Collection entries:
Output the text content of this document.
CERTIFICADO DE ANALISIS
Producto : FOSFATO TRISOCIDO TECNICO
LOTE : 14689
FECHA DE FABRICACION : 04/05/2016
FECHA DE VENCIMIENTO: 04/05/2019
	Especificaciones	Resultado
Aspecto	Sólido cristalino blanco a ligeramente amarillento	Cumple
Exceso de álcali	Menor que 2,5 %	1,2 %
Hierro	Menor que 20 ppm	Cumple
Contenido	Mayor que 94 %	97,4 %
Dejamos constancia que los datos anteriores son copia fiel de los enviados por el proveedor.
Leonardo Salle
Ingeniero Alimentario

* _WHAT TO PRODUCE_:
Extract the data in full. Keep it word for word.

* _WORKED SOLUTION_:
Output the text content of this document.
CERTIFICADO DE ANALISIS
Producto : FOSFATO TRISOCIDO TECNICO
LOTE : 14689
FECHA DE FABRICACION : 04/05/2016
FECHA DE VENCIMIENTO: 04/05/2019
	Especificaciones	Resultado
Aspecto	Sólido cristalino blanco a ligeramente amarillento	Cumple
Exceso de álcali	Menor que 2,5 %	1,2 %
Hierro	Menor que 20 ppm	Cumple
Contenido	Mayor que 94 %	97,4 %
Dejamos constancia que los datos anteriores son copia fiel de los enviados por el proveedor.
Leonardo Salle
Ingeniero Alimentario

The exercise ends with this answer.